What to produce: Filter the listing for lines containing "Vertical".

↓

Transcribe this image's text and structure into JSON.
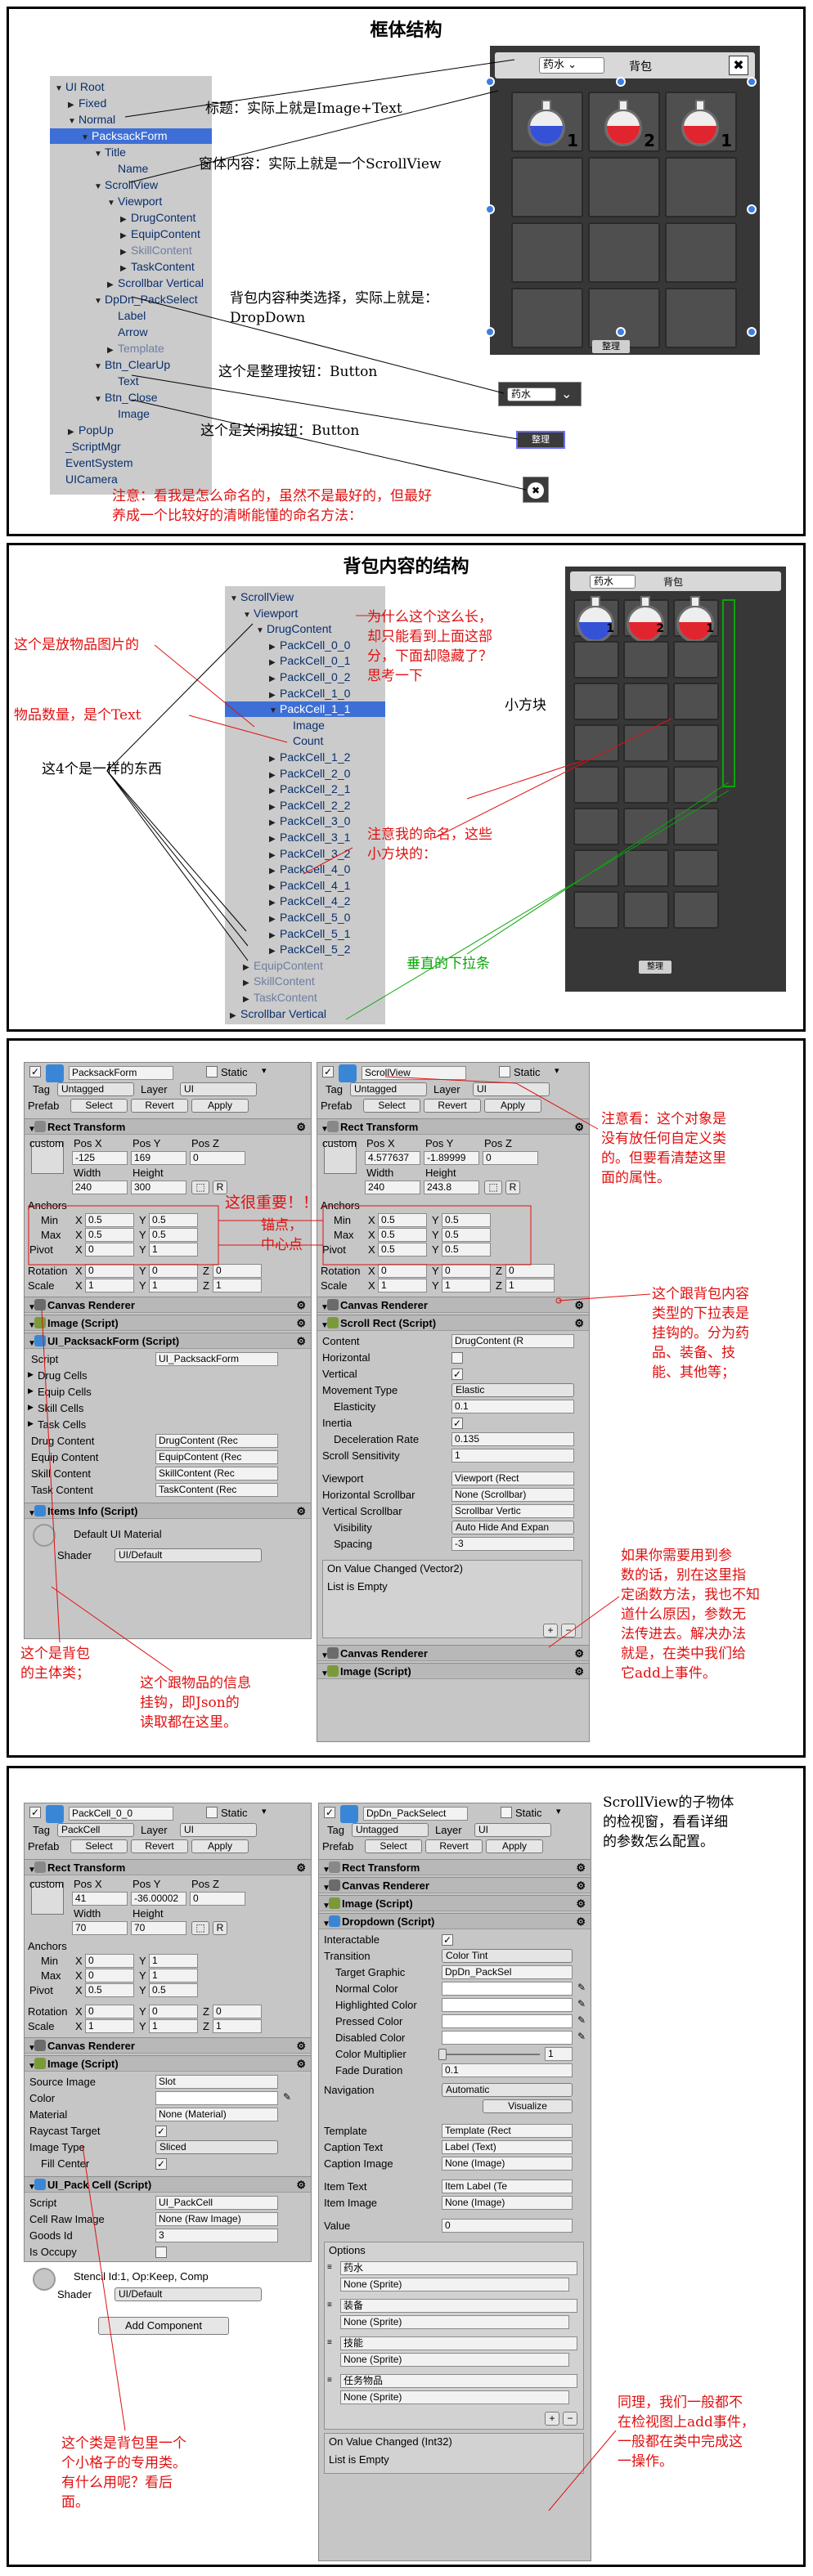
{
  "panel1": {
    "title": "框体结构",
    "hierarchy": [
      {
        "t": "UI Root",
        "d": 0,
        "o": 1
      },
      {
        "t": "Fixed",
        "d": 1,
        "o": 0
      },
      {
        "t": "Normal",
        "d": 1,
        "o": 1
      },
      {
        "t": "PacksackForm",
        "d": 2,
        "o": 1,
        "s": 1
      },
      {
        "t": "Title",
        "d": 3,
        "o": 1
      },
      {
        "t": "Name",
        "d": 4,
        "o": 2
      },
      {
        "t": "ScrollView",
        "d": 3,
        "o": 1
      },
      {
        "t": "Viewport",
        "d": 4,
        "o": 1
      },
      {
        "t": "DrugContent",
        "d": 5,
        "o": 0
      },
      {
        "t": "EquipContent",
        "d": 5,
        "o": 0
      },
      {
        "t": "SkillContent",
        "d": 5,
        "o": 0,
        "m": 1
      },
      {
        "t": "TaskContent",
        "d": 5,
        "o": 0
      },
      {
        "t": "Scrollbar Vertical",
        "d": 4,
        "o": 0
      },
      {
        "t": "DpDn_PackSelect",
        "d": 3,
        "o": 1
      },
      {
        "t": "Label",
        "d": 4,
        "o": 2
      },
      {
        "t": "Arrow",
        "d": 4,
        "o": 2
      },
      {
        "t": "Template",
        "d": 4,
        "o": 0,
        "m": 1
      },
      {
        "t": "Btn_ClearUp",
        "d": 3,
        "o": 1
      },
      {
        "t": "Text",
        "d": 4,
        "o": 2
      },
      {
        "t": "Btn_Close",
        "d": 3,
        "o": 1
      },
      {
        "t": "Image",
        "d": 4,
        "o": 2
      },
      {
        "t": "PopUp",
        "d": 1,
        "o": 0
      },
      {
        "t": "_ScriptMgr",
        "d": 0,
        "o": 2
      },
      {
        "t": "EventSystem",
        "d": 0,
        "o": 2
      },
      {
        "t": "UICamera",
        "d": 0,
        "o": 2
      }
    ],
    "dropdown_label": "药水",
    "tab_label": "背包",
    "close_glyph": "✖",
    "counts": [
      "1",
      "2",
      "1"
    ],
    "clear_label": "整理",
    "notes": {
      "title": "标题：实际上就是Image+Text",
      "content": "窗体内容：实际上就是一个ScrollView",
      "dropdown": "背包内容种类选择，实际上就是：\nDropDown",
      "clear": "这个是整理按钮：Button",
      "close": "这个是关闭按钮：Button",
      "naming": "注意：看我是怎么命名的，虽然不是最好的，但最好\n养成一个比较好的清晰能懂的命名方法："
    }
  },
  "panel2": {
    "title": "背包内容的结构",
    "hierarchy": [
      {
        "t": "ScrollView",
        "d": 0,
        "o": 1
      },
      {
        "t": "Viewport",
        "d": 1,
        "o": 1
      },
      {
        "t": "DrugContent",
        "d": 2,
        "o": 1
      },
      {
        "t": "PackCell_0_0",
        "d": 3,
        "o": 0
      },
      {
        "t": "PackCell_0_1",
        "d": 3,
        "o": 0
      },
      {
        "t": "PackCell_0_2",
        "d": 3,
        "o": 0
      },
      {
        "t": "PackCell_1_0",
        "d": 3,
        "o": 0
      },
      {
        "t": "PackCell_1_1",
        "d": 3,
        "o": 1,
        "s": 1
      },
      {
        "t": "Image",
        "d": 4,
        "o": 2
      },
      {
        "t": "Count",
        "d": 4,
        "o": 2
      },
      {
        "t": "PackCell_1_2",
        "d": 3,
        "o": 0
      },
      {
        "t": "PackCell_2_0",
        "d": 3,
        "o": 0
      },
      {
        "t": "PackCell_2_1",
        "d": 3,
        "o": 0
      },
      {
        "t": "PackCell_2_2",
        "d": 3,
        "o": 0
      },
      {
        "t": "PackCell_3_0",
        "d": 3,
        "o": 0
      },
      {
        "t": "PackCell_3_1",
        "d": 3,
        "o": 0
      },
      {
        "t": "PackCell_3_2",
        "d": 3,
        "o": 0
      },
      {
        "t": "PackCell_4_0",
        "d": 3,
        "o": 0
      },
      {
        "t": "PackCell_4_1",
        "d": 3,
        "o": 0
      },
      {
        "t": "PackCell_4_2",
        "d": 3,
        "o": 0
      },
      {
        "t": "PackCell_5_0",
        "d": 3,
        "o": 0
      },
      {
        "t": "PackCell_5_1",
        "d": 3,
        "o": 0
      },
      {
        "t": "PackCell_5_2",
        "d": 3,
        "o": 0
      },
      {
        "t": "EquipContent",
        "d": 1,
        "o": 0,
        "m": 1
      },
      {
        "t": "SkillContent",
        "d": 1,
        "o": 0,
        "m": 1
      },
      {
        "t": "TaskContent",
        "d": 1,
        "o": 0,
        "m": 1
      },
      {
        "t": "Scrollbar Vertical",
        "d": 0,
        "o": 0
      }
    ],
    "dropdown_label": "药水",
    "tab_label": "背包",
    "counts": [
      "1",
      "2",
      "1"
    ],
    "clear_label": "整理",
    "notes": {
      "image": "这个是放物品图片的",
      "count": "物品数量，是个Text",
      "same": "这4个是一样的东西",
      "why": "为什么这个这么长，\n却只能看到上面这部\n分，下面却隐藏了？\n思考一下",
      "small": "小方块",
      "naming": "注意我的命名，这些\n小方块的：",
      "scrollbar": "垂直的下拉条"
    }
  },
  "panel3": {
    "left": {
      "name": "PacksackForm",
      "static": "Static",
      "tag": "Untagged",
      "layer": "UI",
      "layer_label": "Layer",
      "tag_label": "Tag",
      "prefab": "Prefab",
      "select": "Select",
      "revert": "Revert",
      "apply": "Apply",
      "rect": "Rect Transform",
      "custom": "custom",
      "posx": "Pos X",
      "posy": "Pos Y",
      "posz": "Pos Z",
      "px": "-125",
      "py": "169",
      "pz": "0",
      "width": "Width",
      "height": "Height",
      "w": "240",
      "h": "300",
      "anchors": "Anchors",
      "min": "Min",
      "max": "Max",
      "pivot": "Pivot",
      "minx": "0.5",
      "miny": "0.5",
      "maxx": "0.5",
      "maxy": "0.5",
      "pivx": "0",
      "pivy": "1",
      "rotation": "Rotation",
      "scale": "Scale",
      "rx": "0",
      "ry": "0",
      "rz": "0",
      "sx": "1",
      "sy": "1",
      "sz": "1",
      "canvas_renderer": "Canvas Renderer",
      "image_script": "Image (Script)",
      "form_script": "UI_PacksackForm (Script)",
      "script": "Script",
      "script_val": "UI_PacksackForm",
      "drug_cells": "Drug Cells",
      "equip_cells": "Equip Cells",
      "skill_cells": "Skill Cells",
      "task_cells": "Task Cells",
      "drug_content": "Drug Content",
      "equip_content": "Equip Content",
      "skill_content": "Skill Content",
      "task_content": "Task Content",
      "drug_val": "DrugContent (Rec",
      "equip_val": "EquipContent (Rec",
      "skill_val": "SkillContent (Rec",
      "task_val": "TaskContent (Rec",
      "items_info": "Items Info (Script)",
      "material": "Default UI Material",
      "shader": "Shader",
      "shader_val": "UI/Default",
      "x": "X",
      "y": "Y",
      "z": "Z",
      "w_lbl": "W",
      "h_lbl": "H",
      "r_btn": "R"
    },
    "right": {
      "name": "ScrollView",
      "static": "Static",
      "tag": "Untagged",
      "layer": "UI",
      "tag_label": "Tag",
      "layer_label": "Layer",
      "prefab": "Prefab",
      "select": "Select",
      "revert": "Revert",
      "apply": "Apply",
      "rect": "Rect Transform",
      "custom": "custom",
      "posx": "Pos X",
      "posy": "Pos Y",
      "posz": "Pos Z",
      "px": "4.577637",
      "py": "-1.89999",
      "pz": "0",
      "width": "Width",
      "height": "Height",
      "w": "240",
      "h": "243.8",
      "anchors": "Anchors",
      "min": "Min",
      "max": "Max",
      "pivot": "Pivot",
      "minx": "0.5",
      "miny": "0.5",
      "maxx": "0.5",
      "maxy": "0.5",
      "pivx": "0.5",
      "pivy": "0.5",
      "rotation": "Rotation",
      "scale": "Scale",
      "rx": "0",
      "ry": "0",
      "rz": "0",
      "sx": "1",
      "sy": "1",
      "sz": "1",
      "canvas_renderer": "Canvas Renderer",
      "scroll_rect": "Scroll Rect (Script)",
      "content": "Content",
      "content_val": "DrugContent (R",
      "horizontal": "Horizontal",
      "vertical": "Vertical",
      "movement": "Movement Type",
      "movement_val": "Elastic",
      "elasticity": "Elasticity",
      "elasticity_val": "0.1",
      "inertia": "Inertia",
      "decel": "Deceleration Rate",
      "decel_val": "0.135",
      "sens": "Scroll Sensitivity",
      "sens_val": "1",
      "viewport": "Viewport",
      "viewport_val": "Viewport (Rect",
      "hsb": "Horizontal Scrollbar",
      "hsb_val": "None (Scrollbar)",
      "vsb": "Vertical Scrollbar",
      "vsb_val": "Scrollbar Vertic",
      "vis": "Visibility",
      "vis_val": "Auto Hide And Expan",
      "spacing": "Spacing",
      "spacing_val": "-3",
      "event": "On Value Changed (Vector2)",
      "empty": "List is Empty",
      "image_script": "Image (Script)",
      "x": "X",
      "y": "Y",
      "z": "Z",
      "r_btn": "R",
      "plus": "+",
      "minus": "−"
    },
    "notes": {
      "attention": "注意看：这个对象是\n没有放任何自定义类\n的。但要看清楚这里\n面的属性。",
      "important": "这很重要！！",
      "anchor": "锚点，\n中心点",
      "content_type": "这个跟背包内容\n类型的下拉表是\n挂钩的。分为药\n品、装备、技\n能、其他等；",
      "event": "如果你需要用到参\n数的话，别在这里指\n定函数方法，我也不知\n道什么原因，参数无\n法传进去。解决办法\n就是，在类中我们给\n它add上事件。",
      "main_class": "这个是背包\n的主体类；",
      "items_info": "这个跟物品的信息\n挂钩，即Json的\n读取都在这里。"
    }
  },
  "panel4": {
    "left": {
      "name": "PackCell_0_0",
      "static": "Static",
      "tag": "PackCell",
      "layer": "UI",
      "tag_label": "Tag",
      "layer_label": "Layer",
      "prefab": "Prefab",
      "select": "Select",
      "revert": "Revert",
      "apply": "Apply",
      "rect": "Rect Transform",
      "custom": "custom",
      "posx": "Pos X",
      "posy": "Pos Y",
      "posz": "Pos Z",
      "px": "41",
      "py": "-36.00002",
      "pz": "0",
      "width": "Width",
      "height": "Height",
      "w": "70",
      "h": "70",
      "anchors": "Anchors",
      "min": "Min",
      "max": "Max",
      "pivot": "Pivot",
      "minx": "0",
      "miny": "1",
      "maxx": "0",
      "maxy": "1",
      "pivx": "0.5",
      "pivy": "0.5",
      "rotation": "Rotation",
      "scale": "Scale",
      "rx": "0",
      "ry": "0",
      "rz": "0",
      "sx": "1",
      "sy": "1",
      "sz": "1",
      "canvas_renderer": "Canvas Renderer",
      "image_script": "Image (Script)",
      "source_image": "Source Image",
      "source_val": "Slot",
      "color": "Color",
      "material": "Material",
      "material_val": "None (Material)",
      "raycast": "Raycast Target",
      "image_type": "Image Type",
      "image_type_val": "Sliced",
      "fill_center": "Fill Center",
      "cell_script": "UI_Pack Cell (Script)",
      "script": "Script",
      "script_val": "UI_PackCell",
      "cell_raw": "Cell Raw Image",
      "cell_raw_val": "None (Raw Image)",
      "goods_id": "Goods Id",
      "goods_val": "3",
      "occupy": "Is Occupy",
      "stencil": "Stencil Id:1, Op:Keep, Comp",
      "shader": "Shader",
      "shader_val": "UI/Default",
      "add_component": "Add Component",
      "x": "X",
      "y": "Y",
      "z": "Z",
      "r_btn": "R"
    },
    "right": {
      "name": "DpDn_PackSelect",
      "static": "Static",
      "tag": "Untagged",
      "layer": "UI",
      "tag_label": "Tag",
      "layer_label": "Layer",
      "prefab": "Prefab",
      "select": "Select",
      "revert": "Revert",
      "apply": "Apply",
      "rect": "Rect Transform",
      "canvas_renderer": "Canvas Renderer",
      "image_script": "Image (Script)",
      "dropdown_script": "Dropdown (Script)",
      "interactable": "Interactable",
      "transition": "Transition",
      "transition_val": "Color Tint",
      "target": "Target Graphic",
      "target_val": "DpDn_PackSel",
      "normal": "Normal Color",
      "highlighted": "Highlighted Color",
      "pressed": "Pressed Color",
      "disabled": "Disabled Color",
      "multiplier": "Color Multiplier",
      "multiplier_val": "1",
      "fade": "Fade Duration",
      "fade_val": "0.1",
      "navigation": "Navigation",
      "navigation_val": "Automatic",
      "visualize": "Visualize",
      "template": "Template",
      "template_val": "Template (Rect",
      "caption_text": "Caption Text",
      "caption_text_val": "Label (Text)",
      "caption_image": "Caption Image",
      "caption_image_val": "None (Image)",
      "item_text": "Item Text",
      "item_text_val": "Item Label (Te",
      "item_image": "Item Image",
      "item_image_val": "None (Image)",
      "value": "Value",
      "value_val": "0",
      "options": "Options",
      "opts": [
        {
          "label": "药水",
          "sprite": "None (Sprite)"
        },
        {
          "label": "装备",
          "sprite": "None (Sprite)"
        },
        {
          "label": "技能",
          "sprite": "None (Sprite)"
        },
        {
          "label": "任务物品",
          "sprite": "None (Sprite)"
        }
      ],
      "event": "On Value Changed (Int32)",
      "empty": "List is Empty",
      "plus": "+",
      "minus": "−"
    },
    "notes": {
      "header": "ScrollView的子物体\n的检视窗，看看详细\n的参数怎么配置。",
      "cell_class": "这个类是背包里一个\n个小格子的专用类。\n有什么用呢？看后\n面。",
      "event": "同理，我们一般都不\n在检视图上add事件，\n一般都在类中完成这\n一操作。"
    }
  },
  "colors": {
    "annotation": "#e01010",
    "selection": "#3d6fd6",
    "scrollbar_note": "#0aa50a",
    "potion_blue": "#3552d6",
    "potion_red": "#e0252e"
  }
}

↑

Result for this exercise:
        "t": "Scrollbar Vertical",
        "t": "Scrollbar Vertical",
      "vertical": "Vertical",
      "vsb": "Vertical Scrollbar",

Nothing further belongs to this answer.